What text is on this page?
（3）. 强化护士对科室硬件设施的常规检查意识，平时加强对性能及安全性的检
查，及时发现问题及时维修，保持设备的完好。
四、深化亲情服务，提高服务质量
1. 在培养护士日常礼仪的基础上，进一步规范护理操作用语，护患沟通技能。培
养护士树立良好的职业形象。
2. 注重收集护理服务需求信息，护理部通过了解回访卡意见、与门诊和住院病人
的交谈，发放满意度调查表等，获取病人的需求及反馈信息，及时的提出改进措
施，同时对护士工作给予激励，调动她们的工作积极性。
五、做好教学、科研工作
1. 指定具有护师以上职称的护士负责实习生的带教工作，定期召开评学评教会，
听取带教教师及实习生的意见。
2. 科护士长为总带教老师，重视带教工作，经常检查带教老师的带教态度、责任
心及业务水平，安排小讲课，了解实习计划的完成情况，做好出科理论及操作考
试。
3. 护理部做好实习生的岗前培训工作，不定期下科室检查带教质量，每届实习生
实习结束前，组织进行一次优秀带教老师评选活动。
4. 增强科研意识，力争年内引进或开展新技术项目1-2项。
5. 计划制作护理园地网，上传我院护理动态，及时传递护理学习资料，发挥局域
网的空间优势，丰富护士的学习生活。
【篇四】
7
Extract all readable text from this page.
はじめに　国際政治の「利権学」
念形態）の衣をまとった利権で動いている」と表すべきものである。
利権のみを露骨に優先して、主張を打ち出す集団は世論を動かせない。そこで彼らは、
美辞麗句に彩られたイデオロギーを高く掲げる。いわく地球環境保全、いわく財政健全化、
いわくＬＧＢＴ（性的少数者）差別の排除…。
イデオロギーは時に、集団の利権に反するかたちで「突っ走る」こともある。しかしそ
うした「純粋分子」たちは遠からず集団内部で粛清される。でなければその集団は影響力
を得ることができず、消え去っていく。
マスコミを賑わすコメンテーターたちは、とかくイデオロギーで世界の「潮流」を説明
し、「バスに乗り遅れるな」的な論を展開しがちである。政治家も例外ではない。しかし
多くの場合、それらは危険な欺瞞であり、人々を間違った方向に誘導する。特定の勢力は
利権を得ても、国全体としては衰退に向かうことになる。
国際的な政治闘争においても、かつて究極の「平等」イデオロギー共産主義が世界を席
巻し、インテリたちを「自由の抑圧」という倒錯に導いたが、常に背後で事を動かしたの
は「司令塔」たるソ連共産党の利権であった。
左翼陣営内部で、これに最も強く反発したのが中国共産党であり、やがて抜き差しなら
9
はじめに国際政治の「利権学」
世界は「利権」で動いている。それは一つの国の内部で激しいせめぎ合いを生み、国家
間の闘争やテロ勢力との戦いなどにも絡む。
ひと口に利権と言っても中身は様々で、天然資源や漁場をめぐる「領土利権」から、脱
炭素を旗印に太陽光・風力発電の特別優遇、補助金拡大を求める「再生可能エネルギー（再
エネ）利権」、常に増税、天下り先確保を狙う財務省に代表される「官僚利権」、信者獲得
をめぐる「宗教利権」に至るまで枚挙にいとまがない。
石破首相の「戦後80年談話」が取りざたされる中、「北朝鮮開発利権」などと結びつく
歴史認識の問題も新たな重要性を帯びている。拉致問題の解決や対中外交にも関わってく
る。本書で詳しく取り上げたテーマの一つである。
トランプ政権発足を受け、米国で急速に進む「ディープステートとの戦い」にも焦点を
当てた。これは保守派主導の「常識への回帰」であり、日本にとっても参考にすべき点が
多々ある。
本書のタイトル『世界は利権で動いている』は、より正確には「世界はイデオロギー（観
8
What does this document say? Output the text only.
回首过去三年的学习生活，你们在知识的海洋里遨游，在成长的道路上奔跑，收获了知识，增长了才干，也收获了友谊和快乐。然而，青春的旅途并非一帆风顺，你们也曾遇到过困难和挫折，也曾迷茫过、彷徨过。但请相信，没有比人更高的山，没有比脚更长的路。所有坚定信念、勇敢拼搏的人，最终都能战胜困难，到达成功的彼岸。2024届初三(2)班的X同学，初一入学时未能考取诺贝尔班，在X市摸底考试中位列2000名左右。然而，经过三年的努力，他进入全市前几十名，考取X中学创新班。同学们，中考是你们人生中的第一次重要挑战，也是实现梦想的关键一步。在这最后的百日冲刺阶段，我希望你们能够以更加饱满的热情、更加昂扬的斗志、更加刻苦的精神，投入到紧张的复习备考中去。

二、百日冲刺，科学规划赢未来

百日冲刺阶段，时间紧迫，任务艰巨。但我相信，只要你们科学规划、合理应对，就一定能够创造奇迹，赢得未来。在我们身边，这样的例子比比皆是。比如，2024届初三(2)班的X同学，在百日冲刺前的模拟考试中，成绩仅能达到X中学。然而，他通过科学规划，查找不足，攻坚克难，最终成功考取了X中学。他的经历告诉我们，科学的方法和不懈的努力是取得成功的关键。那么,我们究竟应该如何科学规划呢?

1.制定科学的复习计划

-----

Exercise → Could you quote the material above in full, exactly as it stands?

Completed task →
What text is on this page?
（3）. 强化护士对科室硬件设施的常规检查意识，平时加强对性能及安全性的检
查，及时发现问题及时维修，保持设备的完好。
四、深化亲情服务，提高服务质量
1. 在培养护士日常礼仪的基础上，进一步规范护理操作用语，护患沟通技能。培
养护士树立良好的职业形象。
2. 注重收集护理服务需求信息，护理部通过了解回访卡意见、与门诊和住院病人
的交谈，发放满意度调查表等，获取病人的需求及反馈信息，及时的提出改进措
施，同时对护士工作给予激励，调动她们的工作积极性。
五、做好教学、科研工作
1. 指定具有护师以上职称的护士负责实习生的带教工作，定期召开评学评教会，
听取带教教师及实习生的意见。
2. 科护士长为总带教老师，重视带教工作，经常检查带教老师的带教态度、责任
心及业务水平，安排小讲课，了解实习计划的完成情况，做好出科理论及操作考
试。
3. 护理部做好实习生的岗前培训工作，不定期下科室检查带教质量，每届实习生
实习结束前，组织进行一次优秀带教老师评选活动。
4. 增强科研意识，力争年内引进或开展新技术项目1-2项。
5. 计划制作护理园地网，上传我院护理动态，及时传递护理学习资料，发挥局域
网的空间优势，丰富护士的学习生活。
【篇四】
7
Extract all readable text from this page.
はじめに　国際政治の「利権学」
念形態）の衣をまとった利権で動いている」と表すべきものである。
利権のみを露骨に優先して、主張を打ち出す集団は世論を動かせない。そこで彼らは、
美辞麗句に彩られたイデオロギーを高く掲げる。いわく地球環境保全、いわく財政健全化、
いわくＬＧＢＴ（性的少数者）差別の排除…。
イデオロギーは時に、集団の利権に反するかたちで「突っ走る」こともある。しかしそ
うした「純粋分子」たちは遠からず集団内部で粛清される。でなければその集団は影響力
を得ることができず、消え去っていく。
マスコミを賑わすコメンテーターたちは、とかくイデオロギーで世界の「潮流」を説明
し、「バスに乗り遅れるな」的な論を展開しがちである。政治家も例外ではない。しかし
多くの場合、それらは危険な欺瞞であり、人々を間違った方向に誘導する。特定の勢力は
利権を得ても、国全体としては衰退に向かうことになる。
国際的な政治闘争においても、かつて究極の「平等」イデオロギー共産主義が世界を席
巻し、インテリたちを「自由の抑圧」という倒錯に導いたが、常に背後で事を動かしたの
は「司令塔」たるソ連共産党の利権であった。
左翼陣営内部で、これに最も強く反発したのが中国共産党であり、やがて抜き差しなら
9
はじめに国際政治の「利権学」
世界は「利権」で動いている。それは一つの国の内部で激しいせめぎ合いを生み、国家
間の闘争やテロ勢力との戦いなどにも絡む。
ひと口に利権と言っても中身は様々で、天然資源や漁場をめぐる「領土利権」から、脱
炭素を旗印に太陽光・風力発電の特別優遇、補助金拡大を求める「再生可能エネルギー（再
エネ）利権」、常に増税、天下り先確保を狙う財務省に代表される「官僚利権」、信者獲得
をめぐる「宗教利権」に至るまで枚挙にいとまがない。
石破首相の「戦後80年談話」が取りざたされる中、「北朝鮮開発利権」などと結びつく
歴史認識の問題も新たな重要性を帯びている。拉致問題の解決や対中外交にも関わってく
る。本書で詳しく取り上げたテーマの一つである。
トランプ政権発足を受け、米国で急速に進む「ディープステートとの戦い」にも焦点を
当てた。これは保守派主導の「常識への回帰」であり、日本にとっても参考にすべき点が
多々ある。
本書のタイトル『世界は利権で動いている』は、より正確には「世界はイデオロギー（観
8
What does this document say? Output the text only.
回首过去三年的学习生活，你们在知识的海洋里遨游，在成长的道路上奔跑，收获了知识，增长了才干，也收获了友谊和快乐。然而，青春的旅途并非一帆风顺，你们也曾遇到过困难和挫折，也曾迷茫过、彷徨过。但请相信，没有比人更高的山，没有比脚更长的路。所有坚定信念、勇敢拼搏的人，最终都能战胜困难，到达成功的彼岸。2024届初三(2)班的X同学，初一入学时未能考取诺贝尔班，在X市摸底考试中位列2000名左右。然而，经过三年的努力，他进入全市前几十名，考取X中学创新班。同学们，中考是你们人生中的第一次重要挑战，也是实现梦想的关键一步。在这最后的百日冲刺阶段，我希望你们能够以更加饱满的热情、更加昂扬的斗志、更加刻苦的精神，投入到紧张的复习备考中去。

二、百日冲刺，科学规划赢未来

百日冲刺阶段，时间紧迫，任务艰巨。但我相信，只要你们科学规划、合理应对，就一定能够创造奇迹，赢得未来。在我们身边，这样的例子比比皆是。比如，2024届初三(2)班的X同学，在百日冲刺前的模拟考试中，成绩仅能达到X中学。然而，他通过科学规划，查找不足，攻坚克难，最终成功考取了X中学。他的经历告诉我们，科学的方法和不懈的努力是取得成功的关键。那么,我们究竟应该如何科学规划呢?

1.制定科学的复习计划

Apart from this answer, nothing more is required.